* [CHALLENGE]: Repeat the records in full and exactly, omitting pictures.

____________

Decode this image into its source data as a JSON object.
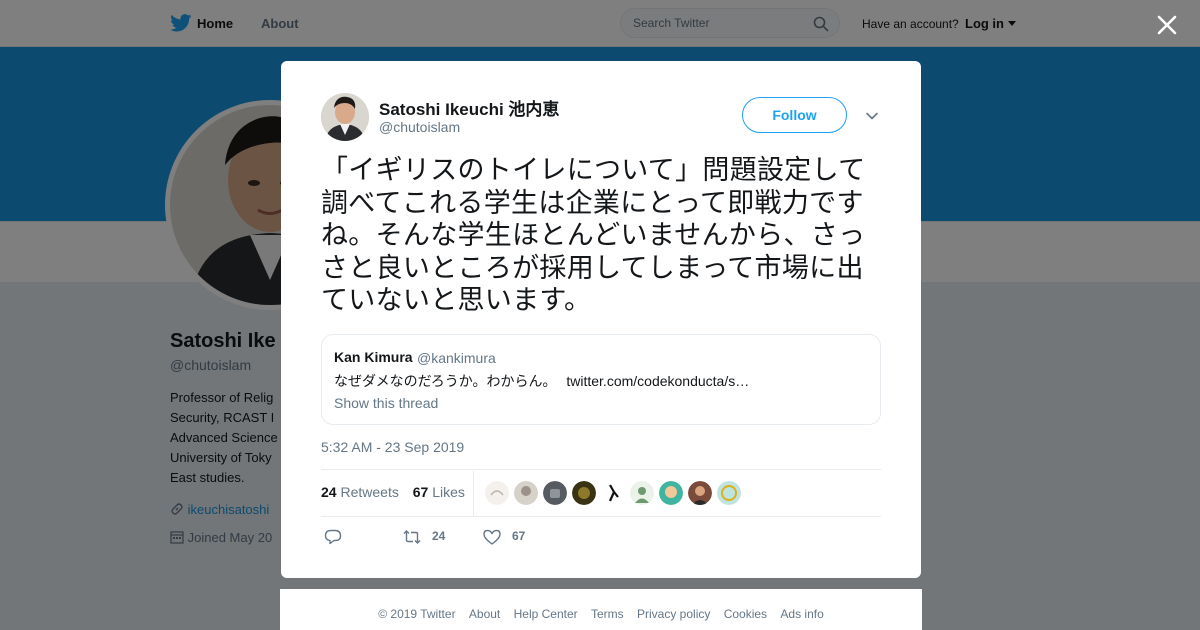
{
  "nav": {
    "home_label": "Home",
    "about_label": "About",
    "search_placeholder": "Search Twitter",
    "have_account": "Have an account?",
    "login_label": "Log in"
  },
  "profile": {
    "name": "Satoshi Ike",
    "handle": "@chutoislam",
    "bio_lines": [
      "Professor of Relig",
      "Security, RCAST I",
      "Advanced Science",
      "University of Toky",
      "East studies."
    ],
    "link": "ikeuchisatoshi",
    "joined": "Joined May 20"
  },
  "tweet": {
    "author_name": "Satoshi Ikeuchi 池内恵",
    "author_handle": "@chutoislam",
    "follow_label": "Follow",
    "text": "「イギリスのトイレについて」問題設定して調べてこれる学生は企業にとって即戦力ですね。そんな学生ほとんどいませんから、さっさと良いところが採用してしまって市場に出ていないと思います。",
    "quote": {
      "name": "Kan Kimura",
      "handle": "@kankimura",
      "text": "なぜダメなのだろうか。わからん。",
      "link": "twitter.com/codekonducta/s…",
      "show_thread": "Show this thread"
    },
    "timestamp": "5:32 AM - 23 Sep 2019",
    "retweets_count": "24",
    "retweets_label": "Retweets",
    "likes_count": "67",
    "likes_label": "Likes",
    "actions": {
      "retweet_count": "24",
      "like_count": "67"
    }
  },
  "footer": {
    "links": [
      "© 2019 Twitter",
      "About",
      "Help Center",
      "Terms",
      "Privacy policy",
      "Cookies",
      "Ads info"
    ]
  },
  "colors": {
    "brand": "#1da1f2",
    "banner": "#1b95e0",
    "muted": "#657786",
    "text": "#14171a"
  }
}
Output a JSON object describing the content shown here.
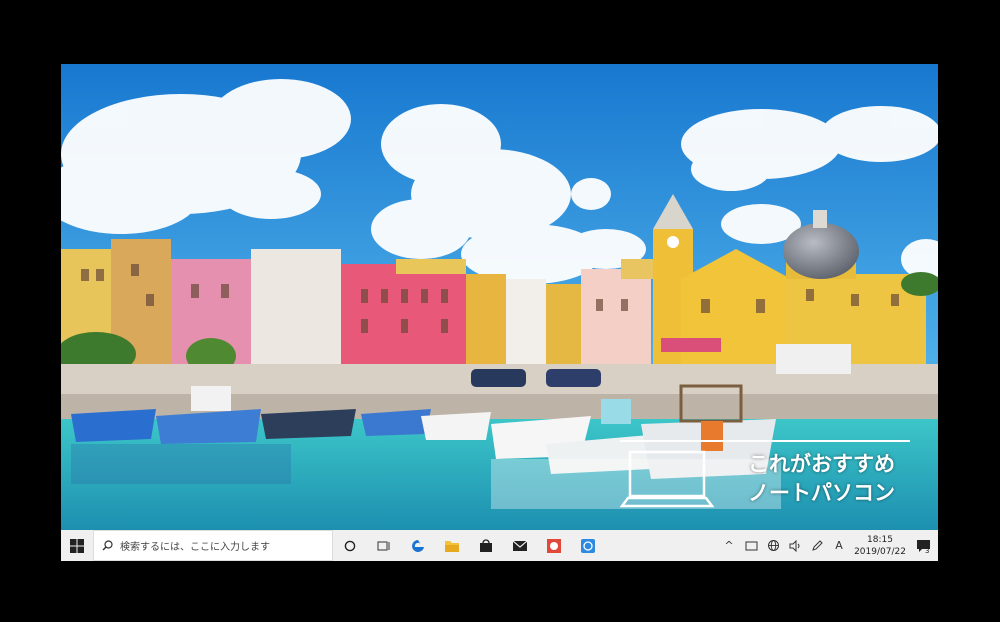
{
  "desktop": {
    "wallpaper": "harbor-town-photo",
    "watermark": {
      "line1": "これがおすすめ",
      "line2": "ノートパソコン"
    }
  },
  "taskbar": {
    "search": {
      "placeholder": "検索するには、ここに入力します"
    },
    "apps": [
      {
        "name": "task-view-icon"
      },
      {
        "name": "edge-browser-icon"
      },
      {
        "name": "file-explorer-icon"
      },
      {
        "name": "store-icon"
      },
      {
        "name": "mail-icon"
      },
      {
        "name": "app-red-icon"
      },
      {
        "name": "app-blue-icon"
      }
    ],
    "tray": {
      "chevron": "^",
      "ime": "A",
      "time": "18:15",
      "date": "2019/07/22",
      "notification_count": "3"
    }
  },
  "colors": {
    "taskbar_bg": "#f0f0f0",
    "accent": "#0078d7",
    "sky": "#2a8fd6",
    "sea": "#35b9c3"
  }
}
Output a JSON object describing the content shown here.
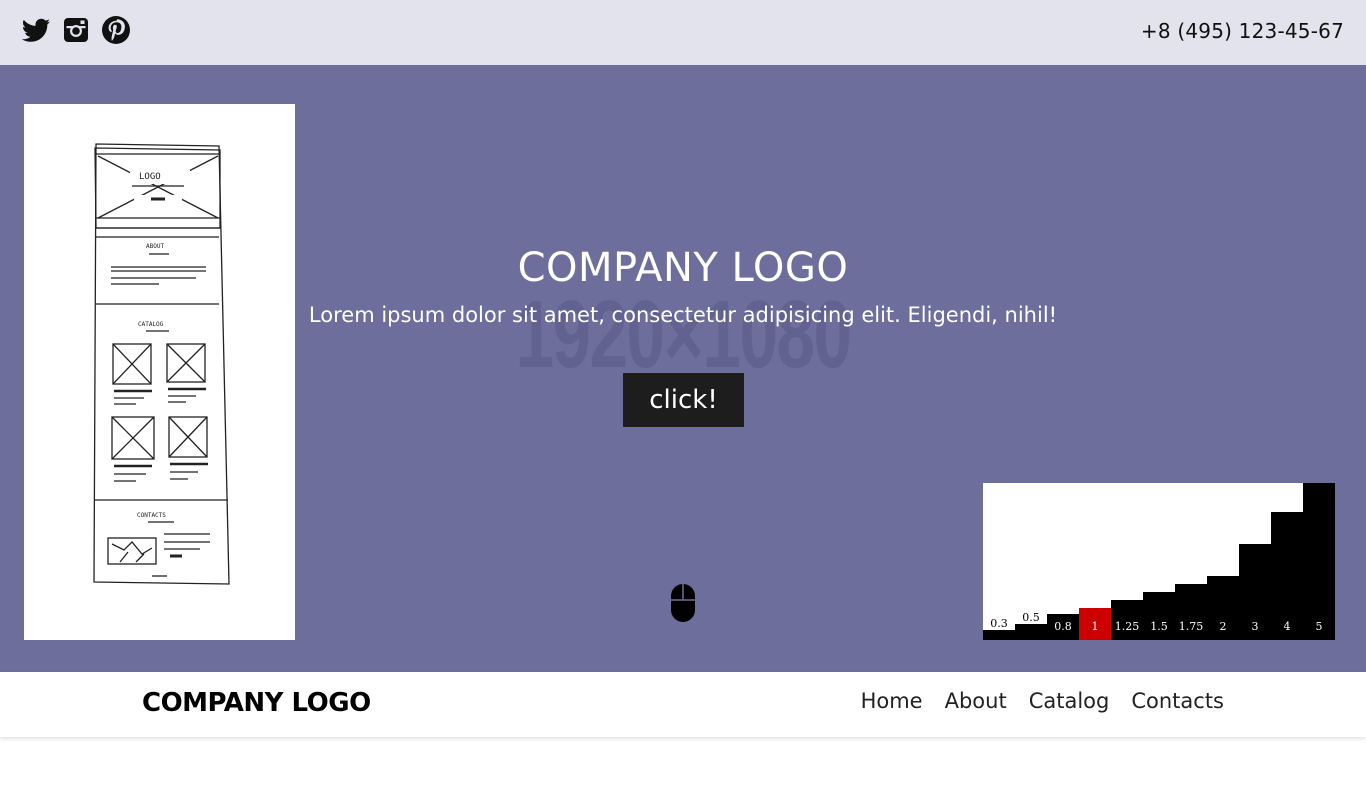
{
  "topbar": {
    "social": [
      {
        "icon": "twitter-icon",
        "label": "Twitter"
      },
      {
        "icon": "instagram-icon",
        "label": "Instagram"
      },
      {
        "icon": "pinterest-icon",
        "label": "Pinterest"
      }
    ],
    "phone": "+8 (495) 123-45-67"
  },
  "hero": {
    "background_color": "#6d6e9b",
    "placeholder_size_text": "1920×1080",
    "title": "COMPANY LOGO",
    "subtitle": "Lorem ipsum dolor sit amet, consectetur adipisicing elit. Eligendi, nihil!",
    "cta_label": "click!",
    "sketch_labels": {
      "logo": "LOGO",
      "about": "ABOUT",
      "catalog": "CATALOG",
      "contacts": "CONTACTS"
    },
    "scale_chart": {
      "labels": [
        "0.3",
        "0.5",
        "0.8",
        "1",
        "1.25",
        "1.5",
        "1.75",
        "2",
        "3",
        "4",
        "5"
      ],
      "highlight": "1",
      "highlight_color": "#cc0000"
    }
  },
  "nav": {
    "brand": "COMPANY LOGO",
    "items": [
      {
        "label": "Home"
      },
      {
        "label": "About"
      },
      {
        "label": "Catalog"
      },
      {
        "label": "Contacts"
      }
    ]
  }
}
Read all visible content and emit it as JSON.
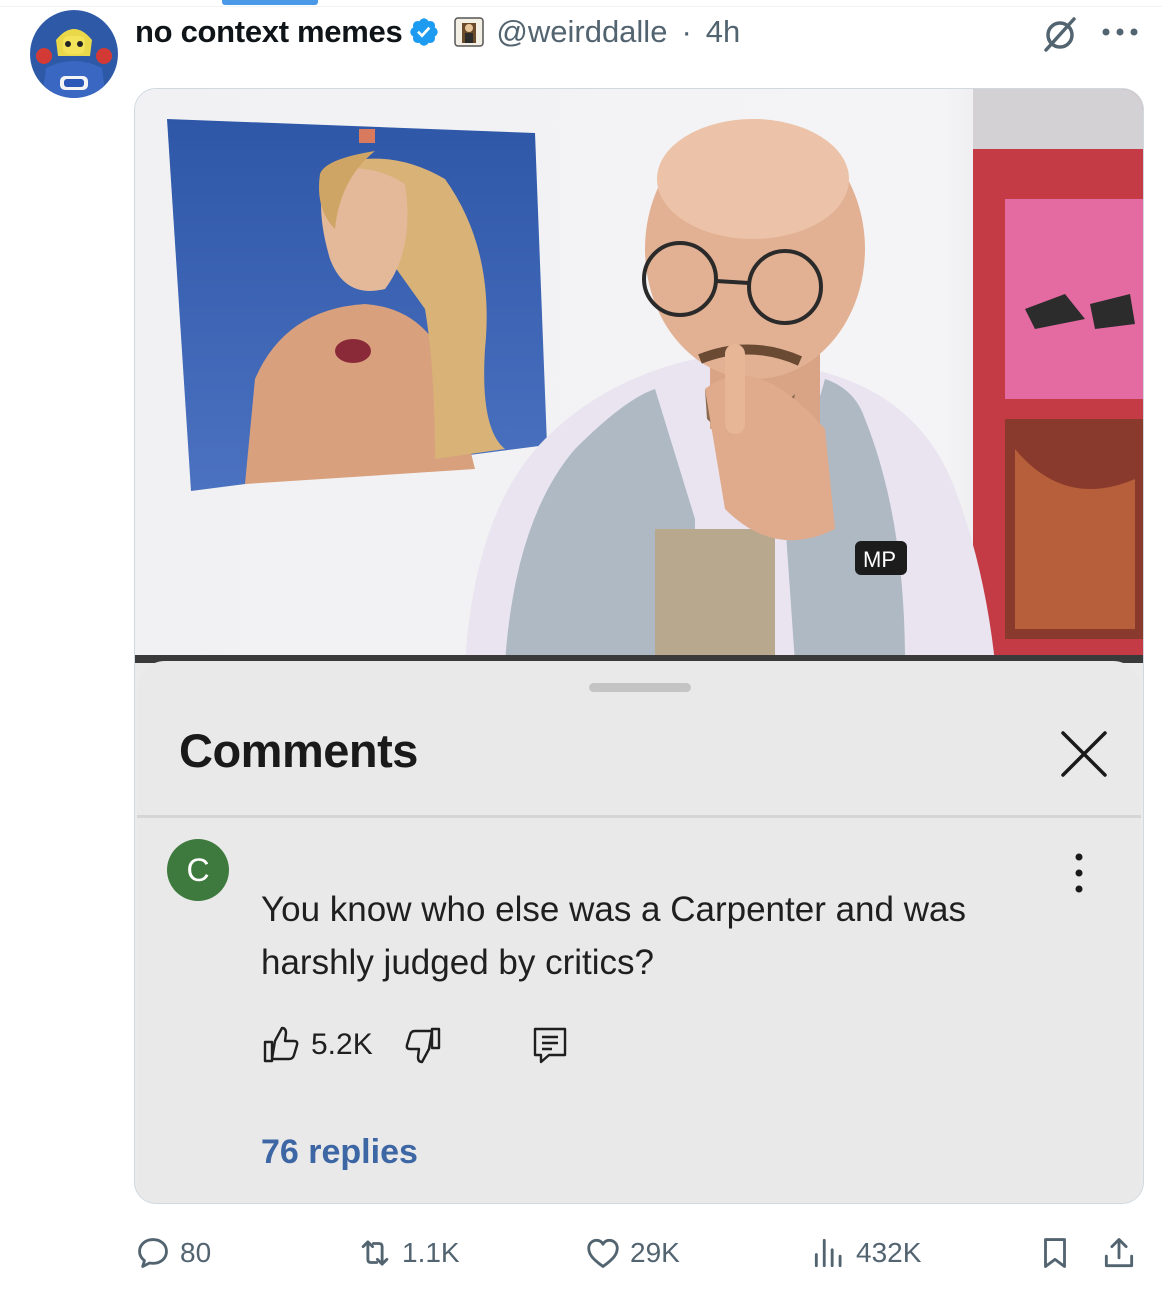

____________

* [EXERCISE OUTPUT]:
Decode this image into its source data as a JSON object.
{
  "nav": {
    "home_label": "Home",
    "about_label": "About",
    "search_placeholder": "Search Twitter",
    "have_account": "Have an account?",
    "login_label": "Log in"
  },
  "profile": {
    "name": "Satoshi Ike",
    "handle": "@chutoislam",
    "bio_lines": [
      "Professor of Relig",
      "Security, RCAST I",
      "Advanced Science",
      "University of Toky",
      "East studies."
    ],
    "link": "ikeuchisatoshi",
    "joined": "Joined May 20"
  },
  "tweet": {
    "author_name": "Satoshi Ikeuchi 池内恵",
    "author_handle": "@chutoislam",
    "follow_label": "Follow",
    "text": "「イギリスのトイレについて」問題設定して調べてこれる学生は企業にとって即戦力ですね。そんな学生ほとんどいませんから、さっさと良いところが採用してしまって市場に出ていないと思います。",
    "quote": {
      "name": "Kan Kimura",
      "handle": "@kankimura",
      "text": "なぜダメなのだろうか。わからん。",
      "link": "twitter.com/codekonducta/s…",
      "show_thread": "Show this thread"
    },
    "timestamp": "5:32 AM - 23 Sep 2019",
    "retweets_count": "24",
    "retweets_label": "Retweets",
    "likes_count": "67",
    "likes_label": "Likes",
    "actions": {
      "retweet_count": "24",
      "like_count": "67"
    }
  },
  "footer": {
    "links": [
      "© 2019 Twitter",
      "About",
      "Help Center",
      "Terms",
      "Privacy policy",
      "Cookies",
      "Ads info"
    ]
  },
  "colors": {
    "brand": "#1da1f2",
    "banner": "#1b95e0",
    "muted": "#657786",
    "text": "#14171a"
  }
}
Output a JSON object describing the content shown here.
{
  "desktop": {
    "wallpaper": "harbor-town-photo",
    "watermark": {
      "line1": "これがおすすめ",
      "line2": "ノートパソコン"
    }
  },
  "taskbar": {
    "search": {
      "placeholder": "検索するには、ここに入力します"
    },
    "apps": [
      {
        "name": "task-view-icon"
      },
      {
        "name": "edge-browser-icon"
      },
      {
        "name": "file-explorer-icon"
      },
      {
        "name": "store-icon"
      },
      {
        "name": "mail-icon"
      },
      {
        "name": "app-red-icon"
      },
      {
        "name": "app-blue-icon"
      }
    ],
    "tray": {
      "chevron": "^",
      "ime": "A",
      "time": "18:15",
      "date": "2019/07/22",
      "notification_count": "3"
    }
  },
  "colors": {
    "taskbar_bg": "#f0f0f0",
    "accent": "#0078d7",
    "sky": "#2a8fd6",
    "sea": "#35b9c3"
  }
}
Output a JSON object describing the content shown here.
{
  "topbar": {
    "social": [
      {
        "icon": "twitter-icon",
        "label": "Twitter"
      },
      {
        "icon": "instagram-icon",
        "label": "Instagram"
      },
      {
        "icon": "pinterest-icon",
        "label": "Pinterest"
      }
    ],
    "phone": "+8 (495) 123-45-67"
  },
  "hero": {
    "background_color": "#6d6e9b",
    "placeholder_size_text": "1920×1080",
    "title": "COMPANY LOGO",
    "subtitle": "Lorem ipsum dolor sit amet, consectetur adipisicing elit. Eligendi, nihil!",
    "cta_label": "click!",
    "sketch_labels": {
      "logo": "LOGO",
      "about": "ABOUT",
      "catalog": "CATALOG",
      "contacts": "CONTACTS"
    },
    "scale_chart": {
      "labels": [
        "0.3",
        "0.5",
        "0.8",
        "1",
        "1.25",
        "1.5",
        "1.75",
        "2",
        "3",
        "4",
        "5"
      ],
      "highlight": "1",
      "highlight_color": "#cc0000"
    }
  },
  "nav": {
    "brand": "COMPANY LOGO",
    "items": [
      {
        "label": "Home"
      },
      {
        "label": "About"
      },
      {
        "label": "Catalog"
      },
      {
        "label": "Contacts"
      }
    ]
  }
}
Read all visible content and emit it as JSON.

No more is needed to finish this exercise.